Data:
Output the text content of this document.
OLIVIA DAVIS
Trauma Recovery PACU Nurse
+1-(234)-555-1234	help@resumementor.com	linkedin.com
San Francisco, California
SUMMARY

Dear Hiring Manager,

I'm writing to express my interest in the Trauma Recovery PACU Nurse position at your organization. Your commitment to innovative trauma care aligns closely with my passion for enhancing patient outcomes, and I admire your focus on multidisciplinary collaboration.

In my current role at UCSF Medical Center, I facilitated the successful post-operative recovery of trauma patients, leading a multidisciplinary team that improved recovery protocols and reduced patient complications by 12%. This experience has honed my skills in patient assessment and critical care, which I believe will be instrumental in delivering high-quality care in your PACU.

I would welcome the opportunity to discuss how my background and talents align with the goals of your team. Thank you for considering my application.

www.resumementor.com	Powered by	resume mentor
==
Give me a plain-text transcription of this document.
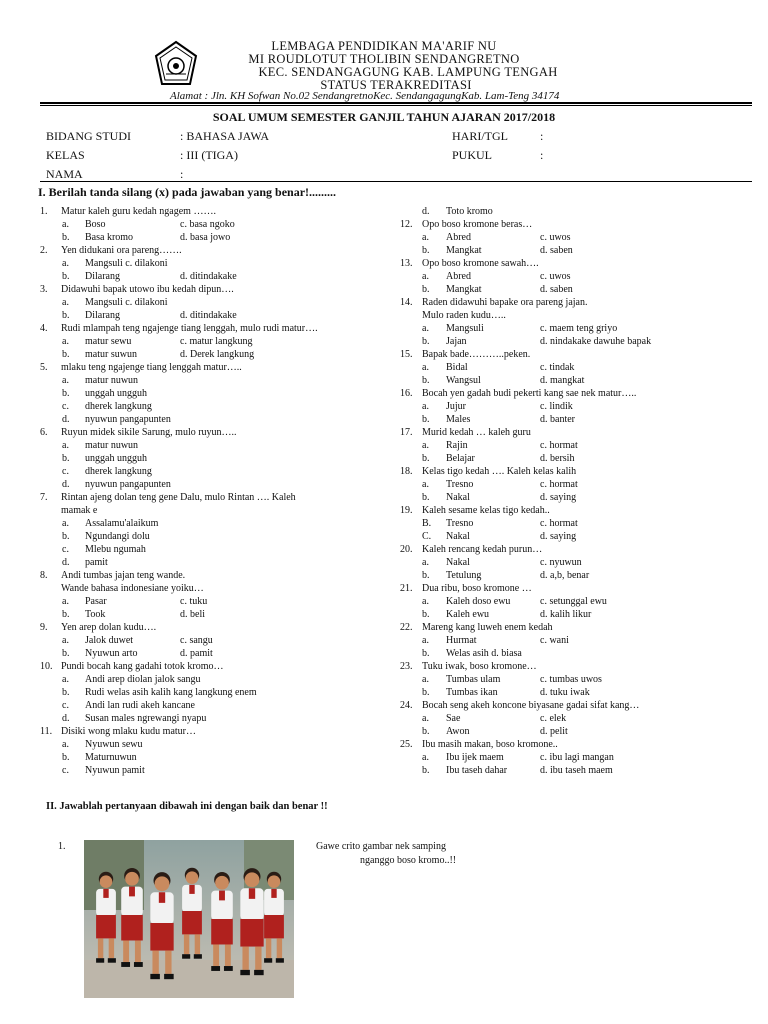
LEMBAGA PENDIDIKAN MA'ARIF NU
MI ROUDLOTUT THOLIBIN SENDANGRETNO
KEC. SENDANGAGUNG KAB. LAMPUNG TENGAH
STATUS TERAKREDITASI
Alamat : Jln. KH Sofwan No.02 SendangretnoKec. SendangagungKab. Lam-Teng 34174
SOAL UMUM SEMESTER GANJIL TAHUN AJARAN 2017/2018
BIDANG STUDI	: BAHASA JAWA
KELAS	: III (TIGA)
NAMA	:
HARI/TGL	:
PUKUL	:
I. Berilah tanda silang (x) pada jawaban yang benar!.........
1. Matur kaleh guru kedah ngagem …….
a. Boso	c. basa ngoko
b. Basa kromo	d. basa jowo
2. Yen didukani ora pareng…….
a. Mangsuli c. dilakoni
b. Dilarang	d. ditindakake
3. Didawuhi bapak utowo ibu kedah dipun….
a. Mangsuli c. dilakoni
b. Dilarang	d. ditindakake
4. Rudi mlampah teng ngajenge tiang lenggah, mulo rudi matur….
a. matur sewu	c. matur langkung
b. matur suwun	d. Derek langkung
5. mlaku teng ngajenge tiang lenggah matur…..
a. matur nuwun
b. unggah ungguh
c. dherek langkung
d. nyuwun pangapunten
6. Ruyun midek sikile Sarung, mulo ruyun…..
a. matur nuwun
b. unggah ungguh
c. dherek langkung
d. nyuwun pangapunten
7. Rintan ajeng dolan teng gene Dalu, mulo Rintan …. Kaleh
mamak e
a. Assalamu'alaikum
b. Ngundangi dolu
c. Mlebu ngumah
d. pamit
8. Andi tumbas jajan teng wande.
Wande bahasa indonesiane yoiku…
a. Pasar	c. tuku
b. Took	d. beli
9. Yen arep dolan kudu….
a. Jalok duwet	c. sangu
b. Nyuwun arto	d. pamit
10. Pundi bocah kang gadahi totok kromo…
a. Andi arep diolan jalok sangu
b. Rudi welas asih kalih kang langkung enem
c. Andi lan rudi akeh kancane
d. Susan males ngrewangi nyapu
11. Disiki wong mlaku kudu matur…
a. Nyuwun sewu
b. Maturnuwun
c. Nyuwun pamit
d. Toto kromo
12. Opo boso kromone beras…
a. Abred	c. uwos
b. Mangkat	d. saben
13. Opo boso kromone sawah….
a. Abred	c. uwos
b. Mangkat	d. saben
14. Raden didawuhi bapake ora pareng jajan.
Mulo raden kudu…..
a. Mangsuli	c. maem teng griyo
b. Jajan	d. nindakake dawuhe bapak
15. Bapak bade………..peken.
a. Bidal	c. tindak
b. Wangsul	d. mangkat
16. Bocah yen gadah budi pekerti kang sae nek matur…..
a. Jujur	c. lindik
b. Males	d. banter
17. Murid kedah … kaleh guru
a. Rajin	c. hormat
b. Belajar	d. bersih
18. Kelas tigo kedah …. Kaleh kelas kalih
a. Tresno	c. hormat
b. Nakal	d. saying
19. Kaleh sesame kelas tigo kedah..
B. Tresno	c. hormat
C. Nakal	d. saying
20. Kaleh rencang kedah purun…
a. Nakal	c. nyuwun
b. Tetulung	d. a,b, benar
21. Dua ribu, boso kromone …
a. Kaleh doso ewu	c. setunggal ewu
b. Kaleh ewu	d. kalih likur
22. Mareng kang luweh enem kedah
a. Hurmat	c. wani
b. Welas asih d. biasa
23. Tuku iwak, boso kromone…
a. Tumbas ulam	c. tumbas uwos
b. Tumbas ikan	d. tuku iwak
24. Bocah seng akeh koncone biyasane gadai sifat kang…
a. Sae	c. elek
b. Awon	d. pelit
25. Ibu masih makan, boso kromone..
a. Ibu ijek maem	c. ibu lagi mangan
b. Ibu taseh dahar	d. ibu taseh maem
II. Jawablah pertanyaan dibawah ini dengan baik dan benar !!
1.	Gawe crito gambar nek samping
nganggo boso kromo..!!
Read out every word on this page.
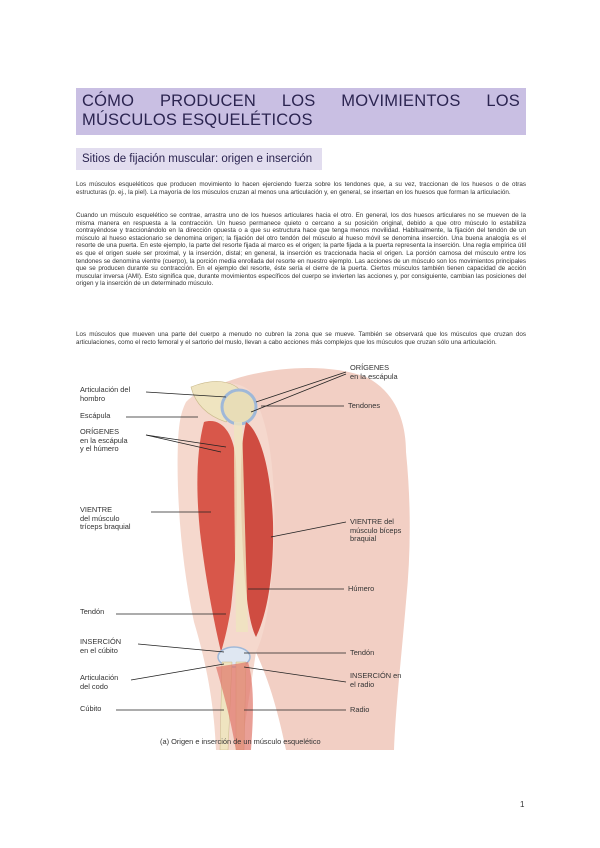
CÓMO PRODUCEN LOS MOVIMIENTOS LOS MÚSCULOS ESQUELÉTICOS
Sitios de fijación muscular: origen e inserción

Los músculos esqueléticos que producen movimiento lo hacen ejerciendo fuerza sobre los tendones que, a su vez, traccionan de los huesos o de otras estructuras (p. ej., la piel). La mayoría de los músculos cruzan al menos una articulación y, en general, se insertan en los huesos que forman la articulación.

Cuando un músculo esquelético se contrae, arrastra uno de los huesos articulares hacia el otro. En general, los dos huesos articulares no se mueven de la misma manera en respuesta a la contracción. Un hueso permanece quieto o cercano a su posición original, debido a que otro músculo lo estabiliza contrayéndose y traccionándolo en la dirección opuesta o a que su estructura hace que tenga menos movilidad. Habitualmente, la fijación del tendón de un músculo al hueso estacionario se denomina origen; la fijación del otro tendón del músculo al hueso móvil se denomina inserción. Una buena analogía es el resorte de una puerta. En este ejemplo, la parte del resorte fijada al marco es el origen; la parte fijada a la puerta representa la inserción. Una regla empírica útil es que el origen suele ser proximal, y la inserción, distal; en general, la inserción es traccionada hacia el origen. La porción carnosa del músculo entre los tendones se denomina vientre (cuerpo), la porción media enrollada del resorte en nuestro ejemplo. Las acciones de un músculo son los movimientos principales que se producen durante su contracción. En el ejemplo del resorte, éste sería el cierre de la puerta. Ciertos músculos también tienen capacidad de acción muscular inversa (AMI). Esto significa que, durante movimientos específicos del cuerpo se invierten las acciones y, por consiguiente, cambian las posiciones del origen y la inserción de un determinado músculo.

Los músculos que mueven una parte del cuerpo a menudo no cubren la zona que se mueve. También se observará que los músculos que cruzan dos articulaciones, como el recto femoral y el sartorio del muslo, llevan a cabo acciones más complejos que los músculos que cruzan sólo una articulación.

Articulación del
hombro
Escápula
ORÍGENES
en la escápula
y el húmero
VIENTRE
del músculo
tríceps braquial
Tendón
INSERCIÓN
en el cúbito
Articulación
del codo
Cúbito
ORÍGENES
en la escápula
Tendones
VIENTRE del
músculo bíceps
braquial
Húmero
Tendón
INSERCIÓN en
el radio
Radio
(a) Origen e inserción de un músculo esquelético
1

Task description:
Collect the lines of the records that include the string "guru".

Task result:
1. Matur kaleh guru kedah ngagem …….
17. Murid kedah … kaleh guru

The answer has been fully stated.